SUPPLIED DATA:

++++++++++++++++++++

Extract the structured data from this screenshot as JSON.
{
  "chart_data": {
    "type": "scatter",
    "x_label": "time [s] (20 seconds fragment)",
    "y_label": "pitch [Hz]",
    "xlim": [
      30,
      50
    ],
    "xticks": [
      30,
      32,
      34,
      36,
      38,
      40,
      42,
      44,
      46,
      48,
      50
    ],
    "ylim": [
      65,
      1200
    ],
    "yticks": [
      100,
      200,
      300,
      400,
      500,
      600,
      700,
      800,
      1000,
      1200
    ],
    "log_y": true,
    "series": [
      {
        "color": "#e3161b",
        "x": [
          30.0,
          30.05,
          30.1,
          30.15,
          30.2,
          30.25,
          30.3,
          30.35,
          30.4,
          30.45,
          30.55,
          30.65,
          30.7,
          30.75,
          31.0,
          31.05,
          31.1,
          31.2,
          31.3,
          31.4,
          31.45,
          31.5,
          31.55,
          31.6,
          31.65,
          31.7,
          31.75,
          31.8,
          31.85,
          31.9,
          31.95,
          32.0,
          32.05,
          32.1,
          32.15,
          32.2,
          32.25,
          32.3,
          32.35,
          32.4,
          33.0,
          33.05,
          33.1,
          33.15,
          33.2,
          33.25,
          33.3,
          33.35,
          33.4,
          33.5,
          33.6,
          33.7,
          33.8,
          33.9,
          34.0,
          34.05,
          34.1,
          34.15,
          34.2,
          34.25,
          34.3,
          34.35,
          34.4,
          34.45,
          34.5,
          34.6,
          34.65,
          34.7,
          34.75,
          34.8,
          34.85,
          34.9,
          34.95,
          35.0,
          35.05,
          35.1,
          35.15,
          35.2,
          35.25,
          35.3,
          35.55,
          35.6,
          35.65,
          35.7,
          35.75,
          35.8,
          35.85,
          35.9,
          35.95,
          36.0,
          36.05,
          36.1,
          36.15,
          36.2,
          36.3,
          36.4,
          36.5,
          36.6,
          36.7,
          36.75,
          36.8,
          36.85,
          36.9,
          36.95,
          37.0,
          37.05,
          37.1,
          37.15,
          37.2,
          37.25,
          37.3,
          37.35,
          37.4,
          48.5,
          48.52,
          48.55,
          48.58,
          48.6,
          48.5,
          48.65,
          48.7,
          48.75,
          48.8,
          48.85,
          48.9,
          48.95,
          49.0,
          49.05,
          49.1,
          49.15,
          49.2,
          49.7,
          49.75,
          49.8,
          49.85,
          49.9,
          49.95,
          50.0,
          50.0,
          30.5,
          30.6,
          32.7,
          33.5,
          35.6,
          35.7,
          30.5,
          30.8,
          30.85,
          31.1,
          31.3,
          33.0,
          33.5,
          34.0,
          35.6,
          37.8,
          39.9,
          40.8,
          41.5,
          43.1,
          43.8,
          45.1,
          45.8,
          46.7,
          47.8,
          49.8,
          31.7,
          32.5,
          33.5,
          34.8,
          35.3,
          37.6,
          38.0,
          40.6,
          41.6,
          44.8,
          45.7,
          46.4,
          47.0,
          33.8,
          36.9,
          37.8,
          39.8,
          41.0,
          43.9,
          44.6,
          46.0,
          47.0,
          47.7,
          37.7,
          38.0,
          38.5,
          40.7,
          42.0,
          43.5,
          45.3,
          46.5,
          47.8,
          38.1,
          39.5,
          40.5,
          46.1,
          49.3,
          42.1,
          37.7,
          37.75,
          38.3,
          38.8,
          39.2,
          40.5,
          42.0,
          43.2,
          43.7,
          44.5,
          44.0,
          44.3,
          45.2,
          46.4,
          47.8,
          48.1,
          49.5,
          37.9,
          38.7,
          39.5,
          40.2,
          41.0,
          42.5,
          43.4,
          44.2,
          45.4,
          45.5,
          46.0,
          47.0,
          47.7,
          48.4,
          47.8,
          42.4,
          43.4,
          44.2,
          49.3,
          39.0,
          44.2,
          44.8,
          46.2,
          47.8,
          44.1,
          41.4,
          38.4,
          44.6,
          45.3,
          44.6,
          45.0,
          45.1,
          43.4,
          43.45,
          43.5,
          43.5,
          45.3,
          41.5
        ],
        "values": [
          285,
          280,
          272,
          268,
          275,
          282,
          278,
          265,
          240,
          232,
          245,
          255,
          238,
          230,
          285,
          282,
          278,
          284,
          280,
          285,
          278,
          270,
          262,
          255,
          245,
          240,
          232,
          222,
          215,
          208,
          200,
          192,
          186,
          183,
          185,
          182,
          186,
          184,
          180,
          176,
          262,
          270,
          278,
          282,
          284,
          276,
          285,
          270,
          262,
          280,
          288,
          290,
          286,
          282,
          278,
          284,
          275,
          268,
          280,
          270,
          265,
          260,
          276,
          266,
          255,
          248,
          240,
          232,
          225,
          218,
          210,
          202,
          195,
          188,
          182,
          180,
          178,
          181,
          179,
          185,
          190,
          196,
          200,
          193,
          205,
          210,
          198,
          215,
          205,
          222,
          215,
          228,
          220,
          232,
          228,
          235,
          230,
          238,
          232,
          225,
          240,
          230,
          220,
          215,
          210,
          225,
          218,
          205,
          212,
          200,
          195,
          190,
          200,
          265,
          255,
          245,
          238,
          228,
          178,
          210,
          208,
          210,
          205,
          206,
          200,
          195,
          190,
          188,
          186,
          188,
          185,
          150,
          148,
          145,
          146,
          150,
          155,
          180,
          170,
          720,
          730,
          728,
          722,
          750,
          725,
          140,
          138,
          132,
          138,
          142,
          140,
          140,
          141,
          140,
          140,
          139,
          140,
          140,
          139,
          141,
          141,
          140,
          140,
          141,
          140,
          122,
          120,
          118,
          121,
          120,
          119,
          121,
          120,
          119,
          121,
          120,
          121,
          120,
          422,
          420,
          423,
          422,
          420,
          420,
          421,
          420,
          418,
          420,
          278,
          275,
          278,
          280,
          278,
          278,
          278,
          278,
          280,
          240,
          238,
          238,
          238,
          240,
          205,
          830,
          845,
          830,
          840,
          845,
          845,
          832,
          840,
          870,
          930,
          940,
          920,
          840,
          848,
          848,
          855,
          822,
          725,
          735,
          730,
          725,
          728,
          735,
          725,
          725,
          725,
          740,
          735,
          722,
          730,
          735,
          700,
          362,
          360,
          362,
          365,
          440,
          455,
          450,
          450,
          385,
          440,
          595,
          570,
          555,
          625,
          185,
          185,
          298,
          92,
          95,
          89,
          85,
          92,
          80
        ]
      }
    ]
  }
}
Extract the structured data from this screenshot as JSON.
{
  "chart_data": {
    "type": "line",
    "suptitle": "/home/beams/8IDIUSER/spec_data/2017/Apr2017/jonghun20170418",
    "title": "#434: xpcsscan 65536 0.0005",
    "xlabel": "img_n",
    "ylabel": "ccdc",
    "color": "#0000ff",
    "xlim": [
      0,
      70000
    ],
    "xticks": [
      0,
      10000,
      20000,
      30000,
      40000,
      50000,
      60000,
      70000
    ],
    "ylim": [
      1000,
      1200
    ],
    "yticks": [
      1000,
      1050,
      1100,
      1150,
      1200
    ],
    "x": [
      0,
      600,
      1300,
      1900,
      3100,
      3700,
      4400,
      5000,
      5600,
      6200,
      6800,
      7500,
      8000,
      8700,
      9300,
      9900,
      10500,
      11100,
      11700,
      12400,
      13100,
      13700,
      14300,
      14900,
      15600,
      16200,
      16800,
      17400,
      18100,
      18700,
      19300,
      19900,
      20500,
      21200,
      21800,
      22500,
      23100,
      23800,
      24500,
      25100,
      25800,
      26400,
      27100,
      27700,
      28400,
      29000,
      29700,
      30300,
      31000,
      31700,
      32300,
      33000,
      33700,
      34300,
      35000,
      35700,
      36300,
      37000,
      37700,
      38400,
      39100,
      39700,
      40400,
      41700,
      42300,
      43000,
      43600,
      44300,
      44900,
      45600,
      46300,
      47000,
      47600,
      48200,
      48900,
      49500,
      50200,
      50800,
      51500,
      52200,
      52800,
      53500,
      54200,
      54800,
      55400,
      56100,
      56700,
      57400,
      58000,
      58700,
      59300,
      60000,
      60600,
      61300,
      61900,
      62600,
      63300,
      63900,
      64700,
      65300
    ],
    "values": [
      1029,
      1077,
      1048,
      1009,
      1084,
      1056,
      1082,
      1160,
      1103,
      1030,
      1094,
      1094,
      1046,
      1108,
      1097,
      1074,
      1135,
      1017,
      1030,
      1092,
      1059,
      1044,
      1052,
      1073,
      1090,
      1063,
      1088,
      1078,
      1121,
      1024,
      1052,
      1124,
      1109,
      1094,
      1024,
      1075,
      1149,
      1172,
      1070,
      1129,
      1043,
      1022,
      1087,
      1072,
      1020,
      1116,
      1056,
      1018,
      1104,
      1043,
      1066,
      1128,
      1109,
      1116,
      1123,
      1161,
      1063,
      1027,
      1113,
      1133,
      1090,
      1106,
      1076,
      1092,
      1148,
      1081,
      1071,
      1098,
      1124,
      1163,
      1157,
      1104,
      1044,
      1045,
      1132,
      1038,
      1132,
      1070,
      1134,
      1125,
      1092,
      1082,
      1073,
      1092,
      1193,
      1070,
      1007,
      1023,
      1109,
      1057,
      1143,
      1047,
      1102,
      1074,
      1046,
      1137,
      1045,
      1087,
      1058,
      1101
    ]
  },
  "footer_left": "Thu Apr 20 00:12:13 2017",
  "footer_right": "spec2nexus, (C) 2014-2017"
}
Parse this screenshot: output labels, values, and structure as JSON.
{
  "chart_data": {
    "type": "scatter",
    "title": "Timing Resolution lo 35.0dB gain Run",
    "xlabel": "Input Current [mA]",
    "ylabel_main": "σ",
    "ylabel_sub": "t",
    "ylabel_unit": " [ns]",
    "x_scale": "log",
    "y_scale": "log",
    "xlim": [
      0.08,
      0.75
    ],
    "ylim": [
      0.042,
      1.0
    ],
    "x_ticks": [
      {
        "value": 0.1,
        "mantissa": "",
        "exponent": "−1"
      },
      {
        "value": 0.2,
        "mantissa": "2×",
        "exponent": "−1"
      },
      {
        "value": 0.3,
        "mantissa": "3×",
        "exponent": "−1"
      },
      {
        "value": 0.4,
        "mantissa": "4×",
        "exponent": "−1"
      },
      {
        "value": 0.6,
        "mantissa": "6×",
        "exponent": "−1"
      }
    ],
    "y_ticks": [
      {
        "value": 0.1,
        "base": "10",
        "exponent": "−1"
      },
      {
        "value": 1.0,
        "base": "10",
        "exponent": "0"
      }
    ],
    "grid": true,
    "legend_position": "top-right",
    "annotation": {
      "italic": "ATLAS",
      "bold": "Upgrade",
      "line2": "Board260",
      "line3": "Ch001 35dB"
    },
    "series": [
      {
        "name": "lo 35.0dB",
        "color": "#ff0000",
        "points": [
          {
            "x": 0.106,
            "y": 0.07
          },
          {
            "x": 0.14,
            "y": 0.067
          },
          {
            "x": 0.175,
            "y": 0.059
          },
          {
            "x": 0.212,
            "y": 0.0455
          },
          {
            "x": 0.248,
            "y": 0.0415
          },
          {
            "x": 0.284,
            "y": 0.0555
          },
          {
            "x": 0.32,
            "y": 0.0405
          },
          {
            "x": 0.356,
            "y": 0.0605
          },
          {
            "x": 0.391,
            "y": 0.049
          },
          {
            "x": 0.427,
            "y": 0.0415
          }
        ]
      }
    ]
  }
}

++++++++++++++++++++

WHAT YOU NEED TO DO:
Copy out every line in the entries above that holds "values".

SOLVED EXERCISE:
        "values": [
    "values": [
Parse this screenshot: output labels, values, and structure as JSON.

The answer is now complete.